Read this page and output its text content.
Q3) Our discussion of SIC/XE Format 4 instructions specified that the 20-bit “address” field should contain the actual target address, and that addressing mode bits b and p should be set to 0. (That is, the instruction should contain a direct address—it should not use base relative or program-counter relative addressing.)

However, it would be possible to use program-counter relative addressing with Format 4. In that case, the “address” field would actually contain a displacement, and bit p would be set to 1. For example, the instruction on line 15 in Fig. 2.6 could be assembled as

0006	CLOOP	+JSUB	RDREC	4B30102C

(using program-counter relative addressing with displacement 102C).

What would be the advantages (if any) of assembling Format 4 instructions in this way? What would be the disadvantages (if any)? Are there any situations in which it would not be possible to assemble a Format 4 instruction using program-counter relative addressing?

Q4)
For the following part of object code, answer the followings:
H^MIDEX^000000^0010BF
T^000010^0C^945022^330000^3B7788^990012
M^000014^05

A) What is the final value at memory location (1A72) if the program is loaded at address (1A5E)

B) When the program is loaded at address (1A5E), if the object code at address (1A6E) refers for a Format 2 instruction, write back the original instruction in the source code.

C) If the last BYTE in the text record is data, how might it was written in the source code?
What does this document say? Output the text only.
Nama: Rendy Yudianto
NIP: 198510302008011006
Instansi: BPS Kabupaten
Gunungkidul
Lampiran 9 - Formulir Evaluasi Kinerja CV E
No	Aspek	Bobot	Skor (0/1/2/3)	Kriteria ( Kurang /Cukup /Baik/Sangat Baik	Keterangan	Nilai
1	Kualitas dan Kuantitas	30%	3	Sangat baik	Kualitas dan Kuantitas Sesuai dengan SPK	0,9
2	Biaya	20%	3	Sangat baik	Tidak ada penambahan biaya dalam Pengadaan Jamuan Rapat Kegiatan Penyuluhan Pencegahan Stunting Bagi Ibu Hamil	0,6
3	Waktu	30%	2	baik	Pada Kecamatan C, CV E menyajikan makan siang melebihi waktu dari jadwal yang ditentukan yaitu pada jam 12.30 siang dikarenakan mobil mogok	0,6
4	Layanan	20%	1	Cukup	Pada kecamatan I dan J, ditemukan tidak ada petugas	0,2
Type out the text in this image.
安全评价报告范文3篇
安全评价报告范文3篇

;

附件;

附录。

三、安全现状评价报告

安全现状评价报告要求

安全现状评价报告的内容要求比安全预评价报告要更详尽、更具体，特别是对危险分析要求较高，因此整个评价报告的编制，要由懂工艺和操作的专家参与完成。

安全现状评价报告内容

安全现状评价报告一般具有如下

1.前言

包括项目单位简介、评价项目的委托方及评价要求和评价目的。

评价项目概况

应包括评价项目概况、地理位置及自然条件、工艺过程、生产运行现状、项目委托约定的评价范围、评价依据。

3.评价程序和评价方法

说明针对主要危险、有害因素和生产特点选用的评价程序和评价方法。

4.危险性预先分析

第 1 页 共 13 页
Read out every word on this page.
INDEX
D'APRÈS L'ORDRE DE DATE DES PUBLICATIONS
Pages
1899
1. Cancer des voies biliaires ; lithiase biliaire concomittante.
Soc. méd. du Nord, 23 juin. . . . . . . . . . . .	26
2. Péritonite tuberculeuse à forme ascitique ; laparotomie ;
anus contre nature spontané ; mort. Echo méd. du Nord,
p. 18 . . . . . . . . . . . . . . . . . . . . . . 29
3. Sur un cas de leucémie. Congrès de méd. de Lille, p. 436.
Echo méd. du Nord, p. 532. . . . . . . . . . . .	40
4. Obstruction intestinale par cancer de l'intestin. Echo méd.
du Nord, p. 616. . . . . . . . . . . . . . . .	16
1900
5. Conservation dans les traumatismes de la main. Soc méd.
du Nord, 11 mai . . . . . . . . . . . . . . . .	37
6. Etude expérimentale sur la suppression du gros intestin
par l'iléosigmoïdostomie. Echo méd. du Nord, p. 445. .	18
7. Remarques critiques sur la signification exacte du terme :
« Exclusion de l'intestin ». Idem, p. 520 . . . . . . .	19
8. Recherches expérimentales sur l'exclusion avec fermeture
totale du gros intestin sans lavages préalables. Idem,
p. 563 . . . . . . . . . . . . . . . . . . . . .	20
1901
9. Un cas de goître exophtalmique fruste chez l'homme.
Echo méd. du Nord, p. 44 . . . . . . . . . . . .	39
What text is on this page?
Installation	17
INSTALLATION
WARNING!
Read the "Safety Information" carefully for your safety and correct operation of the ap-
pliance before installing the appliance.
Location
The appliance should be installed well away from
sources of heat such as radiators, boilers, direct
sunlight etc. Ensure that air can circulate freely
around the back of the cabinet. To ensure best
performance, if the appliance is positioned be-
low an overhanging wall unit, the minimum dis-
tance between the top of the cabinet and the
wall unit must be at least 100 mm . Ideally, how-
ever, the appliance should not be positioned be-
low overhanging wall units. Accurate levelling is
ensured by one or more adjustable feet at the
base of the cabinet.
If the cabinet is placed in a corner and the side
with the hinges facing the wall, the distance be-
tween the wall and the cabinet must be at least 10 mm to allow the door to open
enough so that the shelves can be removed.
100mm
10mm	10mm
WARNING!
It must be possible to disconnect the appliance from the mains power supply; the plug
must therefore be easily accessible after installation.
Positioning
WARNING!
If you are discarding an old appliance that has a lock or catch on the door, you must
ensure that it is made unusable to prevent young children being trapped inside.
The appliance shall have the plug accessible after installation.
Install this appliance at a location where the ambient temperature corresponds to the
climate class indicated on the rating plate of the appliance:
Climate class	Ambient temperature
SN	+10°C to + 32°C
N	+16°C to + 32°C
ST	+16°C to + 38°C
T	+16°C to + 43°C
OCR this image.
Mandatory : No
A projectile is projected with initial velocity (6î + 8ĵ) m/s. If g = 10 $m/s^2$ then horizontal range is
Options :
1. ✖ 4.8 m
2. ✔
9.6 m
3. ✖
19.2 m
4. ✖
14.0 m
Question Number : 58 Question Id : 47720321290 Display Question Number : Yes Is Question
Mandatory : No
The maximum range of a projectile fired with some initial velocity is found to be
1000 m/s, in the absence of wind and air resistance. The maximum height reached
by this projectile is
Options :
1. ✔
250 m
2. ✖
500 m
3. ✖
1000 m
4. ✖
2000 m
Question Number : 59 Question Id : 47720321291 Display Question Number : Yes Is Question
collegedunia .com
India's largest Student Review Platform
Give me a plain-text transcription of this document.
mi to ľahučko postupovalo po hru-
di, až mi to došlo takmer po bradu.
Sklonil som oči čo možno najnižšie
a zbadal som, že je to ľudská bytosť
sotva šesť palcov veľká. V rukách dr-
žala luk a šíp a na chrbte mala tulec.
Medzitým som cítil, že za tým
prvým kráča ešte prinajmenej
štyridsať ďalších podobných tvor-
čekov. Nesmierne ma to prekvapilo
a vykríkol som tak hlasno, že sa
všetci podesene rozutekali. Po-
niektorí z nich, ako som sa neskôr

* [What you will do]: Reproduce the complete data exactly as presented above.

* [Result of the exercise]:
Read this page and output its text content.
Q3) Our discussion of SIC/XE Format 4 instructions specified that the 20-bit “address” field should contain the actual target address, and that addressing mode bits b and p should be set to 0. (That is, the instruction should contain a direct address—it should not use base relative or program-counter relative addressing.)

However, it would be possible to use program-counter relative addressing with Format 4. In that case, the “address” field would actually contain a displacement, and bit p would be set to 1. For example, the instruction on line 15 in Fig. 2.6 could be assembled as

0006	CLOOP	+JSUB	RDREC	4B30102C

(using program-counter relative addressing with displacement 102C).

What would be the advantages (if any) of assembling Format 4 instructions in this way? What would be the disadvantages (if any)? Are there any situations in which it would not be possible to assemble a Format 4 instruction using program-counter relative addressing?

Q4)
For the following part of object code, answer the followings:
H^MIDEX^000000^0010BF
T^000010^0C^945022^330000^3B7788^990012
M^000014^05

A) What is the final value at memory location (1A72) if the program is loaded at address (1A5E)

B) When the program is loaded at address (1A5E), if the object code at address (1A6E) refers for a Format 2 instruction, write back the original instruction in the source code.

C) If the last BYTE in the text record is data, how might it was written in the source code?
What does this document say? Output the text only.
Nama: Rendy Yudianto
NIP: 198510302008011006
Instansi: BPS Kabupaten
Gunungkidul
Lampiran 9 - Formulir Evaluasi Kinerja CV E
No	Aspek	Bobot	Skor (0/1/2/3)	Kriteria ( Kurang /Cukup /Baik/Sangat Baik	Keterangan	Nilai
1	Kualitas dan Kuantitas	30%	3	Sangat baik	Kualitas dan Kuantitas Sesuai dengan SPK	0,9
2	Biaya	20%	3	Sangat baik	Tidak ada penambahan biaya dalam Pengadaan Jamuan Rapat Kegiatan Penyuluhan Pencegahan Stunting Bagi Ibu Hamil	0,6
3	Waktu	30%	2	baik	Pada Kecamatan C, CV E menyajikan makan siang melebihi waktu dari jadwal yang ditentukan yaitu pada jam 12.30 siang dikarenakan mobil mogok	0,6
4	Layanan	20%	1	Cukup	Pada kecamatan I dan J, ditemukan tidak ada petugas	0,2
Type out the text in this image.
安全评价报告范文3篇
安全评价报告范文3篇

;

附件;

附录。

三、安全现状评价报告

安全现状评价报告要求

安全现状评价报告的内容要求比安全预评价报告要更详尽、更具体，特别是对危险分析要求较高，因此整个评价报告的编制，要由懂工艺和操作的专家参与完成。

安全现状评价报告内容

安全现状评价报告一般具有如下

1.前言

包括项目单位简介、评价项目的委托方及评价要求和评价目的。

评价项目概况

应包括评价项目概况、地理位置及自然条件、工艺过程、生产运行现状、项目委托约定的评价范围、评价依据。

3.评价程序和评价方法

说明针对主要危险、有害因素和生产特点选用的评价程序和评价方法。

4.危险性预先分析

第 1 页 共 13 页
Read out every word on this page.
INDEX
D'APRÈS L'ORDRE DE DATE DES PUBLICATIONS
Pages
1899
1. Cancer des voies biliaires ; lithiase biliaire concomittante.
Soc. méd. du Nord, 23 juin. . . . . . . . . . . .	26
2. Péritonite tuberculeuse à forme ascitique ; laparotomie ;
anus contre nature spontané ; mort. Echo méd. du Nord,
p. 18 . . . . . . . . . . . . . . . . . . . . . . 29
3. Sur un cas de leucémie. Congrès de méd. de Lille, p. 436.
Echo méd. du Nord, p. 532. . . . . . . . . . . .	40
4. Obstruction intestinale par cancer de l'intestin. Echo méd.
du Nord, p. 616. . . . . . . . . . . . . . . .	16
1900
5. Conservation dans les traumatismes de la main. Soc méd.
du Nord, 11 mai . . . . . . . . . . . . . . . .	37
6. Etude expérimentale sur la suppression du gros intestin
par l'iléosigmoïdostomie. Echo méd. du Nord, p. 445. .	18
7. Remarques critiques sur la signification exacte du terme :
« Exclusion de l'intestin ». Idem, p. 520 . . . . . . .	19
8. Recherches expérimentales sur l'exclusion avec fermeture
totale du gros intestin sans lavages préalables. Idem,
p. 563 . . . . . . . . . . . . . . . . . . . . .	20
1901
9. Un cas de goître exophtalmique fruste chez l'homme.
Echo méd. du Nord, p. 44 . . . . . . . . . . . .	39
What text is on this page?
Installation	17
INSTALLATION
WARNING!
Read the "Safety Information" carefully for your safety and correct operation of the ap-
pliance before installing the appliance.
Location
The appliance should be installed well away from
sources of heat such as radiators, boilers, direct
sunlight etc. Ensure that air can circulate freely
around the back of the cabinet. To ensure best
performance, if the appliance is positioned be-
low an overhanging wall unit, the minimum dis-
tance between the top of the cabinet and the
wall unit must be at least 100 mm . Ideally, how-
ever, the appliance should not be positioned be-
low overhanging wall units. Accurate levelling is
ensured by one or more adjustable feet at the
base of the cabinet.
If the cabinet is placed in a corner and the side
with the hinges facing the wall, the distance be-
tween the wall and the cabinet must be at least 10 mm to allow the door to open
enough so that the shelves can be removed.
100mm
10mm	10mm
WARNING!
It must be possible to disconnect the appliance from the mains power supply; the plug
must therefore be easily accessible after installation.
Positioning
WARNING!
If you are discarding an old appliance that has a lock or catch on the door, you must
ensure that it is made unusable to prevent young children being trapped inside.
The appliance shall have the plug accessible after installation.
Install this appliance at a location where the ambient temperature corresponds to the
climate class indicated on the rating plate of the appliance:
Climate class	Ambient temperature
SN	+10°C to + 32°C
N	+16°C to + 32°C
ST	+16°C to + 38°C
T	+16°C to + 43°C
OCR this image.
Mandatory : No
A projectile is projected with initial velocity (6î + 8ĵ) m/s. If g = 10 $m/s^2$ then horizontal range is
Options :
1. ✖ 4.8 m
2. ✔
9.6 m
3. ✖
19.2 m
4. ✖
14.0 m
Question Number : 58 Question Id : 47720321290 Display Question Number : Yes Is Question
Mandatory : No
The maximum range of a projectile fired with some initial velocity is found to be
1000 m/s, in the absence of wind and air resistance. The maximum height reached
by this projectile is
Options :
1. ✔
250 m
2. ✖
500 m
3. ✖
1000 m
4. ✖
2000 m
Question Number : 59 Question Id : 47720321291 Display Question Number : Yes Is Question
collegedunia .com
India's largest Student Review Platform
Give me a plain-text transcription of this document.
mi to ľahučko postupovalo po hru-
di, až mi to došlo takmer po bradu.
Sklonil som oči čo možno najnižšie
a zbadal som, že je to ľudská bytosť
sotva šesť palcov veľká. V rukách dr-
žala luk a šíp a na chrbte mala tulec.
Medzitým som cítil, že za tým
prvým kráča ešte prinajmenej
štyridsať ďalších podobných tvor-
čekov. Nesmierne ma to prekvapilo
a vykríkol som tak hlasno, že sa
všetci podesene rozutekali. Po-
niektorí z nich, ako som sa neskôr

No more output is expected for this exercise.